§ DIRECTIONS FOR THIS TASK
Pull out every line below containing the word "Municipal".

§ TASK INPUT
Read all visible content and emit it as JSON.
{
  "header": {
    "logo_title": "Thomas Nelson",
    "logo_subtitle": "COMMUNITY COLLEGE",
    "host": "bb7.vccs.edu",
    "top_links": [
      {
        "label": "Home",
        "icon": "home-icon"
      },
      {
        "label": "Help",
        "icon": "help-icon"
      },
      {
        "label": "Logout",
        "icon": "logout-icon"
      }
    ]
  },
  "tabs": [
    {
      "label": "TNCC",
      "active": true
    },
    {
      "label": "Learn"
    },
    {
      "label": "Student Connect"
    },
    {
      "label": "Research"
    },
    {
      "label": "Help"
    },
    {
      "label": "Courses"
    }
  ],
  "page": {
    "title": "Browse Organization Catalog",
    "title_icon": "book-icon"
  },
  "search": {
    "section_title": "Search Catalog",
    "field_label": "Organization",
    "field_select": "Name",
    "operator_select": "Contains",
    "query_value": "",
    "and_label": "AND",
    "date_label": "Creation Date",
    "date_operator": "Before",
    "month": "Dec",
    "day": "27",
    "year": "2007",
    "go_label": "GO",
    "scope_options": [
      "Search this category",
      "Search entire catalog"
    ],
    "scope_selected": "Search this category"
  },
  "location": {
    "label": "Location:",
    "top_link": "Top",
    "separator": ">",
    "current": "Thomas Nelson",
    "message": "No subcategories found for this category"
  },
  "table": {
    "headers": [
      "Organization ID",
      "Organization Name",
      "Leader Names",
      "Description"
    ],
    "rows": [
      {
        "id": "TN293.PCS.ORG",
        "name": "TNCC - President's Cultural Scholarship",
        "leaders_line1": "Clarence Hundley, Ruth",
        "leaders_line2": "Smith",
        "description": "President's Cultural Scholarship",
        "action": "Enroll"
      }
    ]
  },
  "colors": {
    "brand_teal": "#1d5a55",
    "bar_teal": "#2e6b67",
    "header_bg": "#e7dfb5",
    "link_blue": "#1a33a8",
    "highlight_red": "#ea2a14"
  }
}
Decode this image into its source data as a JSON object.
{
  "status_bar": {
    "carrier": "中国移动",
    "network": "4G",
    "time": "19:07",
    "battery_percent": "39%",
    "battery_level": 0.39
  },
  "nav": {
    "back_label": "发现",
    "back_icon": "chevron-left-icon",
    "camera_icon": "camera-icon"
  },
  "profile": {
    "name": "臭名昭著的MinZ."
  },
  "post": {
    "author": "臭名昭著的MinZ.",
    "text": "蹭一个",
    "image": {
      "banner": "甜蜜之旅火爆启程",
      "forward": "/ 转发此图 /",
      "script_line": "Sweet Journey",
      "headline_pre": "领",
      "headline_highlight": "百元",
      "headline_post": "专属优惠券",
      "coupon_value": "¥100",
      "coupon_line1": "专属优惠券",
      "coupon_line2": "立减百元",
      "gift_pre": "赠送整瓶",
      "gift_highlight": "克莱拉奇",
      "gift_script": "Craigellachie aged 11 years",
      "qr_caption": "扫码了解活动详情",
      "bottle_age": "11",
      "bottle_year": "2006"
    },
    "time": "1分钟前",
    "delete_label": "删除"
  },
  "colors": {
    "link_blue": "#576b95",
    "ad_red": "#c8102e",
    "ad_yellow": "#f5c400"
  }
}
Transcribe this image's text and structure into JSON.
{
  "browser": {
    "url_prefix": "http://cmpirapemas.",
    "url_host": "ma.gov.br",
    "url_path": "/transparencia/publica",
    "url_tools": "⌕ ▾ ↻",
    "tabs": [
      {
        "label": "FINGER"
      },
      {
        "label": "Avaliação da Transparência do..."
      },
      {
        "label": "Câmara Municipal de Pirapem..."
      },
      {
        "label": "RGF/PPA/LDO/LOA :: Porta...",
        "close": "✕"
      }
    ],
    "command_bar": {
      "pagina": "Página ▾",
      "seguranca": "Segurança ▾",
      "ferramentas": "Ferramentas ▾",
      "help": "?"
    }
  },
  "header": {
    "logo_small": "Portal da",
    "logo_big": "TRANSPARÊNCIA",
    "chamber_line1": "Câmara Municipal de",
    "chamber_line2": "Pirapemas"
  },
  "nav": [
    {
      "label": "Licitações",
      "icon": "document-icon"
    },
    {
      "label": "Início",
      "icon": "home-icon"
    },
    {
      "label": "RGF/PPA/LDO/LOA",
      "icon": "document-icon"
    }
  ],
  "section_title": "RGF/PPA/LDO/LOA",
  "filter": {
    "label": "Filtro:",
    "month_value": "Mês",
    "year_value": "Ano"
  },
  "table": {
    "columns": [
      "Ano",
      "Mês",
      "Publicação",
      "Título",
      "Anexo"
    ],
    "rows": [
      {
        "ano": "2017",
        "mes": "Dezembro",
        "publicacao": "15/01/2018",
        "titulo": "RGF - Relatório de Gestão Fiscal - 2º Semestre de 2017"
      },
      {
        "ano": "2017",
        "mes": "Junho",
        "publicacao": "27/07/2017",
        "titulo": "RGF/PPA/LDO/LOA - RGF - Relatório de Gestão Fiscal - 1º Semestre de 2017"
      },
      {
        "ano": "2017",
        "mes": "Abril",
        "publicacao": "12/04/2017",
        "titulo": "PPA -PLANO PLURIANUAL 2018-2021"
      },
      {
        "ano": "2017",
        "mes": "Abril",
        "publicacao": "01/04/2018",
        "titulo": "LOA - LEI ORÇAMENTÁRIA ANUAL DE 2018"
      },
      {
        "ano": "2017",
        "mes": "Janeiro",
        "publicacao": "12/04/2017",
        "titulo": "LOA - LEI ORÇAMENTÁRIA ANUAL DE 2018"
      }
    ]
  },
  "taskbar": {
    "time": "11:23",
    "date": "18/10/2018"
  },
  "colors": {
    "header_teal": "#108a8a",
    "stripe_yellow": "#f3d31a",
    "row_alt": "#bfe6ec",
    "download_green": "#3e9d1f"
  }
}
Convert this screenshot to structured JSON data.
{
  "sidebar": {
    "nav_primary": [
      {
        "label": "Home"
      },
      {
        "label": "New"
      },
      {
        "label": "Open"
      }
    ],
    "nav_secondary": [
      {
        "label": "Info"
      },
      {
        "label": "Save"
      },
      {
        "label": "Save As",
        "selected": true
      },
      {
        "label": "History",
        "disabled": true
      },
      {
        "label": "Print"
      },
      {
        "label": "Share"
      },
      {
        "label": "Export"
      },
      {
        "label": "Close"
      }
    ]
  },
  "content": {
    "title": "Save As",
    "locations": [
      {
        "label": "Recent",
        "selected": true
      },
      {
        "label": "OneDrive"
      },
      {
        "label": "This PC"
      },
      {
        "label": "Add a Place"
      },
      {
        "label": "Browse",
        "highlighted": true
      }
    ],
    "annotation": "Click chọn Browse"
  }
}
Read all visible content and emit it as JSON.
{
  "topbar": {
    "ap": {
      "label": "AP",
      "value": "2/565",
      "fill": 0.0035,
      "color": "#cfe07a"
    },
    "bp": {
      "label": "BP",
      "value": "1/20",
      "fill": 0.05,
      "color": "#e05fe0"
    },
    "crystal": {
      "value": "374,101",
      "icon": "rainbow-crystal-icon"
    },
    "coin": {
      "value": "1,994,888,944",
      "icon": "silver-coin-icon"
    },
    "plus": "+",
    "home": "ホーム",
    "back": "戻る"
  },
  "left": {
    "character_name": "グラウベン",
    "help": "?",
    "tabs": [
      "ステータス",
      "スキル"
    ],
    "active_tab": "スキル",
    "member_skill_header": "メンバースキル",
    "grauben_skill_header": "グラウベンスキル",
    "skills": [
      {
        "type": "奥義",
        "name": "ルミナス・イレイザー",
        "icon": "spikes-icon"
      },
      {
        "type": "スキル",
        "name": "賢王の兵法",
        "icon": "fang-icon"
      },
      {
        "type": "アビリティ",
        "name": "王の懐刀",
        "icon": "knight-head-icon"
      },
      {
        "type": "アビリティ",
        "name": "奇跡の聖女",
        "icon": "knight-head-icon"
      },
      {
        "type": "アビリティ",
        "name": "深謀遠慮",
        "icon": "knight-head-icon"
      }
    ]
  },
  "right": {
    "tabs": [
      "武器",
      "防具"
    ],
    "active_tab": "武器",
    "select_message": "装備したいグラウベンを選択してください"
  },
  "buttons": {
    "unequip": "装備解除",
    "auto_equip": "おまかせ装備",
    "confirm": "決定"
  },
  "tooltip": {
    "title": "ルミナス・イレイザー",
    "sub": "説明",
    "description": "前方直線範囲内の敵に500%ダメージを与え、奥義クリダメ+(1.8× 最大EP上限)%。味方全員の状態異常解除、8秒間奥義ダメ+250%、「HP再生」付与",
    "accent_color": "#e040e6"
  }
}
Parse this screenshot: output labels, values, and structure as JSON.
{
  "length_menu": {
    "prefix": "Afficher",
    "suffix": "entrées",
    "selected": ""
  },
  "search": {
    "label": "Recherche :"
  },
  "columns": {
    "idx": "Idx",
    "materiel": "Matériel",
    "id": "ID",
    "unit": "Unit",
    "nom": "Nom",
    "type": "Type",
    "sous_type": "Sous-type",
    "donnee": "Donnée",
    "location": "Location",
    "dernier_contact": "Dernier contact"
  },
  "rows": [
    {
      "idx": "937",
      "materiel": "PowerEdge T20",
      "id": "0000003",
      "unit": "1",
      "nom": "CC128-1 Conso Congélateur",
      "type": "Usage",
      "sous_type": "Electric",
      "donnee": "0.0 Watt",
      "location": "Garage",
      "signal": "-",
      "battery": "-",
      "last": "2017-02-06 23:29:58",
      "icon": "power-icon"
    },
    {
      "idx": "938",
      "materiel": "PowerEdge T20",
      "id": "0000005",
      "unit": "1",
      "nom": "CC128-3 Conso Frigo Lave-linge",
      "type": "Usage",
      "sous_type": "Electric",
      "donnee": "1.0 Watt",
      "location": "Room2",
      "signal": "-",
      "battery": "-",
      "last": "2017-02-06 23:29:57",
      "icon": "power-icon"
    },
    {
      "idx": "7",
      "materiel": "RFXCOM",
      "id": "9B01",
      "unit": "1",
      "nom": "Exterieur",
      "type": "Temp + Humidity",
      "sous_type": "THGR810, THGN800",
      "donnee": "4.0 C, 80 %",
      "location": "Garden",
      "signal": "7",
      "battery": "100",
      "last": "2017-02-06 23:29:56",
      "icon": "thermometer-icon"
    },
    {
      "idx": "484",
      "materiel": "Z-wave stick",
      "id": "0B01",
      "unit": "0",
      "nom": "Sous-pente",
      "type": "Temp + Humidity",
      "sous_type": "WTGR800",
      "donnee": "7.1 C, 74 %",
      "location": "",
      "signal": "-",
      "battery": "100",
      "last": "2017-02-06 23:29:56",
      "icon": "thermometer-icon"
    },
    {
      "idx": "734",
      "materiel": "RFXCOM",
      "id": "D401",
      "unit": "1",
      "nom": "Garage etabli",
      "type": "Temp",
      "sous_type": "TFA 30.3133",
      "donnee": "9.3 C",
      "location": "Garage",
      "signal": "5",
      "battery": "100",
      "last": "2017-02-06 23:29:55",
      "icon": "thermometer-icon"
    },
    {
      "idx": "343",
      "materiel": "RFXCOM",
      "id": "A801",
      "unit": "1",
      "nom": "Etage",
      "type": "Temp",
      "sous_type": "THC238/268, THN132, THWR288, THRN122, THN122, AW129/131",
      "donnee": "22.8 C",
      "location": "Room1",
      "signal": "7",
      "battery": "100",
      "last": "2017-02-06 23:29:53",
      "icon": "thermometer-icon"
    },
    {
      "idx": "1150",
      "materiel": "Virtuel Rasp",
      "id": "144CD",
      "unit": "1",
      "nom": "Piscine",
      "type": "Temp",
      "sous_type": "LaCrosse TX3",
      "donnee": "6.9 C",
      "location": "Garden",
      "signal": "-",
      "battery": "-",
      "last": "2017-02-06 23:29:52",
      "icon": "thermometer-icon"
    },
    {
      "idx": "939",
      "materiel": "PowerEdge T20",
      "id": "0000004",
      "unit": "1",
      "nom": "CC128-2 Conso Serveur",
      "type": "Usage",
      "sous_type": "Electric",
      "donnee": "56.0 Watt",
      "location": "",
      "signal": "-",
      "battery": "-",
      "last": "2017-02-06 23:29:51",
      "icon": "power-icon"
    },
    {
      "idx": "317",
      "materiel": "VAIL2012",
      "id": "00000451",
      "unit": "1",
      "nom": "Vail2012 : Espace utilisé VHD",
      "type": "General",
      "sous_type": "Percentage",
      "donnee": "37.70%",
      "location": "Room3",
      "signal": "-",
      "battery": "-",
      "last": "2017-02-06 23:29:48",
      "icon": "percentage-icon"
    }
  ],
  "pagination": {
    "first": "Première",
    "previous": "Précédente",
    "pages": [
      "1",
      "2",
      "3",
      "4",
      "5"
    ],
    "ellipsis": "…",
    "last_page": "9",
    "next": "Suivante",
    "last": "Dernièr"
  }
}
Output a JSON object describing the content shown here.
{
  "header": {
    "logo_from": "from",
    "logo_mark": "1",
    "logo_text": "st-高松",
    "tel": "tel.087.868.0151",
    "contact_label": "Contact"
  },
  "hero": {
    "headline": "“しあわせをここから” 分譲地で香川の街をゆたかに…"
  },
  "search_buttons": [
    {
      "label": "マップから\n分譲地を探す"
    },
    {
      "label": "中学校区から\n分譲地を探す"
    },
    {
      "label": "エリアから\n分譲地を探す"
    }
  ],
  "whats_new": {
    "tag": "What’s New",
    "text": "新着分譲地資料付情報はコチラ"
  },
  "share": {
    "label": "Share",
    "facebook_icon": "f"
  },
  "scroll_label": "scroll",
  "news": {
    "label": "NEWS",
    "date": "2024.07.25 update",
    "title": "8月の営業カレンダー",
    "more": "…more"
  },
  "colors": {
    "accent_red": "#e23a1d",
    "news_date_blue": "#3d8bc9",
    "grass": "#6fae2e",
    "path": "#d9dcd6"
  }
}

§ EXERCISE OUTPUT
        "label": "Câmara Municipal de Pirapem..."
    "chamber_line1": "Câmara Municipal de",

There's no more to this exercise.